Set task |
Write out each line word for word. Drop pictures.
━━━━━ Task material ━━━━━
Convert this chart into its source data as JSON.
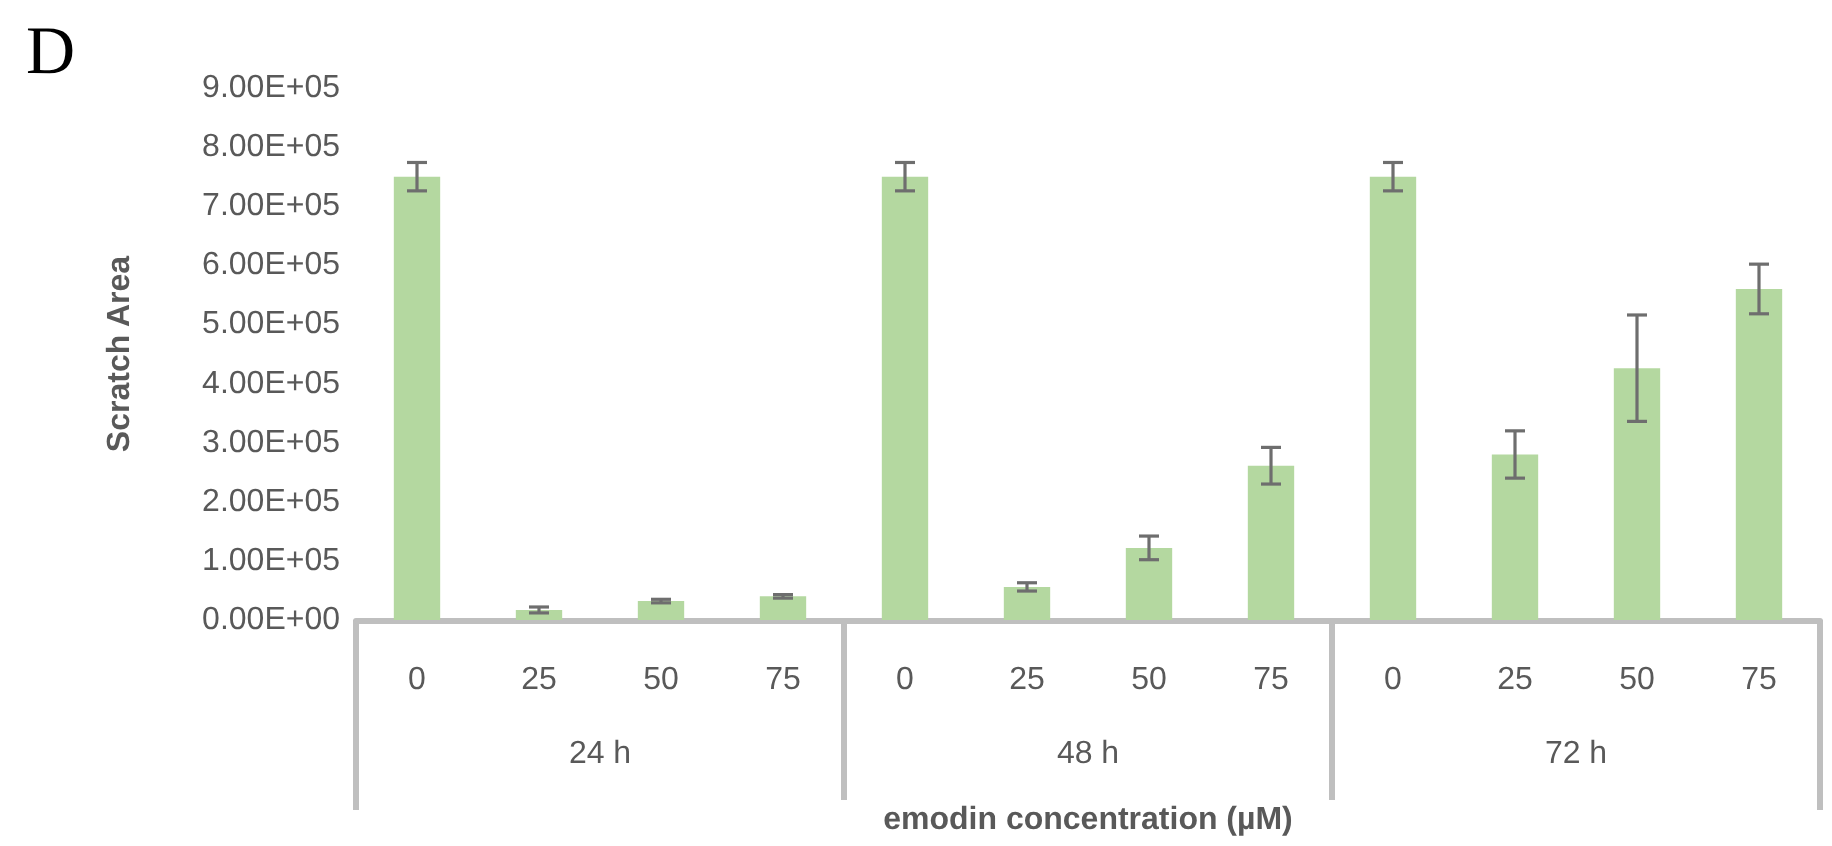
{
  "chart_data": {
    "type": "bar",
    "title": "D",
    "xlabel": "emodin concentration (µM)",
    "ylabel": "Scratch Area",
    "categories": [
      "0",
      "25",
      "50",
      "75",
      "0",
      "25",
      "50",
      "75",
      "0",
      "25",
      "50",
      "75"
    ],
    "annotations": [
      "24 h",
      "48 h",
      "72 h"
    ],
    "values": [
      750000,
      17000,
      32000,
      40000,
      750000,
      56000,
      122000,
      261000,
      750000,
      280000,
      426000,
      560000
    ],
    "errors": [
      24000,
      5000,
      3000,
      3000,
      24000,
      7000,
      20000,
      31000,
      24000,
      40000,
      90000,
      42000
    ],
    "color": "#b4d8a0",
    "ylim": [
      0,
      900000
    ],
    "yticks": [
      {
        "value": 0,
        "label": "0.00E+00"
      },
      {
        "value": 100000,
        "label": "1.00E+05"
      },
      {
        "value": 200000,
        "label": "2.00E+05"
      },
      {
        "value": 300000,
        "label": "3.00E+05"
      },
      {
        "value": 400000,
        "label": "4.00E+05"
      },
      {
        "value": 500000,
        "label": "5.00E+05"
      },
      {
        "value": 600000,
        "label": "6.00E+05"
      },
      {
        "value": 700000,
        "label": "7.00E+05"
      },
      {
        "value": 800000,
        "label": "8.00E+05"
      },
      {
        "value": 900000,
        "label": "9.00E+05"
      }
    ],
    "grid": false
  }
}
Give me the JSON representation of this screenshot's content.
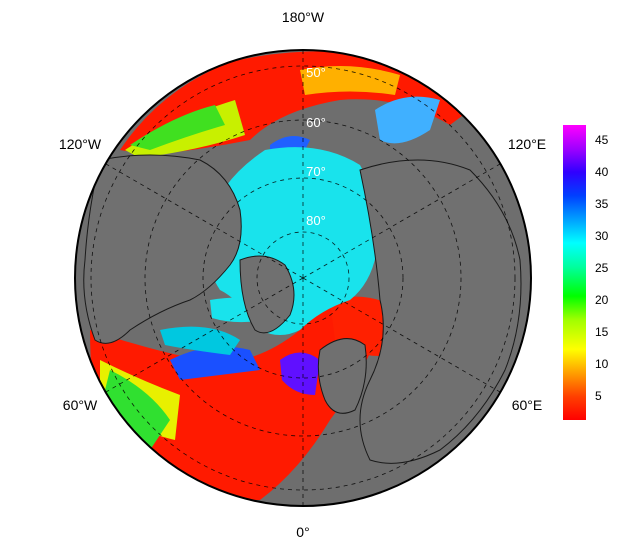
{
  "map": {
    "projection": "north polar stereographic",
    "ocean_color": "#6e6e6e",
    "land_border_color": "#1a1a1a",
    "ice_color": "#19e3ec",
    "graticule": "dashed",
    "lon_labels": [
      "180°W",
      "120°W",
      "120°E",
      "60°W",
      "60°E",
      "0°"
    ],
    "lat_labels": [
      "50°",
      "60°",
      "70°",
      "80°"
    ]
  },
  "colorbar": {
    "ticks": [
      "45",
      "40",
      "35",
      "30",
      "25",
      "20",
      "15",
      "10",
      "5"
    ],
    "range": [
      1,
      47
    ],
    "colors": [
      "#ff0000",
      "#ff4000",
      "#ff8000",
      "#ffc000",
      "#ffff00",
      "#c0ff00",
      "#60ff00",
      "#00ff00",
      "#00ff80",
      "#00ffd0",
      "#00e8ff",
      "#00a0ff",
      "#0050ff",
      "#0000ff",
      "#5000ff",
      "#a000ff",
      "#ff00ff"
    ]
  }
}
━━━━━
Correct response |
Convert this chart into its source data as JSON.
{
  "chart_data": {
    "type": "bar",
    "title": "D",
    "xlabel": "emodin concentration (µM)",
    "ylabel": "Scratch Area",
    "categories": [
      "0",
      "25",
      "50",
      "75",
      "0",
      "25",
      "50",
      "75",
      "0",
      "25",
      "50",
      "75"
    ],
    "annotations": [
      "24 h",
      "48 h",
      "72 h"
    ],
    "values": [
      750000,
      17000,
      32000,
      40000,
      750000,
      56000,
      122000,
      261000,
      750000,
      280000,
      426000,
      560000
    ],
    "errors": [
      24000,
      5000,
      3000,
      3000,
      24000,
      7000,
      20000,
      31000,
      24000,
      40000,
      90000,
      42000
    ],
    "color": "#b4d8a0",
    "ylim": [
      0,
      900000
    ],
    "yticks": [
      {
        "value": 0,
        "label": "0.00E+00"
      },
      {
        "value": 100000,
        "label": "1.00E+05"
      },
      {
        "value": 200000,
        "label": "2.00E+05"
      },
      {
        "value": 300000,
        "label": "3.00E+05"
      },
      {
        "value": 400000,
        "label": "4.00E+05"
      },
      {
        "value": 500000,
        "label": "5.00E+05"
      },
      {
        "value": 600000,
        "label": "6.00E+05"
      },
      {
        "value": 700000,
        "label": "7.00E+05"
      },
      {
        "value": 800000,
        "label": "8.00E+05"
      },
      {
        "value": 900000,
        "label": "9.00E+05"
      }
    ],
    "grid": false
  }
}
Give me the JSON representation of this screenshot's content.
{
  "map": {
    "projection": "north polar stereographic",
    "ocean_color": "#6e6e6e",
    "land_border_color": "#1a1a1a",
    "ice_color": "#19e3ec",
    "graticule": "dashed",
    "lon_labels": [
      "180°W",
      "120°W",
      "120°E",
      "60°W",
      "60°E",
      "0°"
    ],
    "lat_labels": [
      "50°",
      "60°",
      "70°",
      "80°"
    ]
  },
  "colorbar": {
    "ticks": [
      "45",
      "40",
      "35",
      "30",
      "25",
      "20",
      "15",
      "10",
      "5"
    ],
    "range": [
      1,
      47
    ],
    "colors": [
      "#ff0000",
      "#ff4000",
      "#ff8000",
      "#ffc000",
      "#ffff00",
      "#c0ff00",
      "#60ff00",
      "#00ff00",
      "#00ff80",
      "#00ffd0",
      "#00e8ff",
      "#00a0ff",
      "#0050ff",
      "#0000ff",
      "#5000ff",
      "#a000ff",
      "#ff00ff"
    ]
  }
}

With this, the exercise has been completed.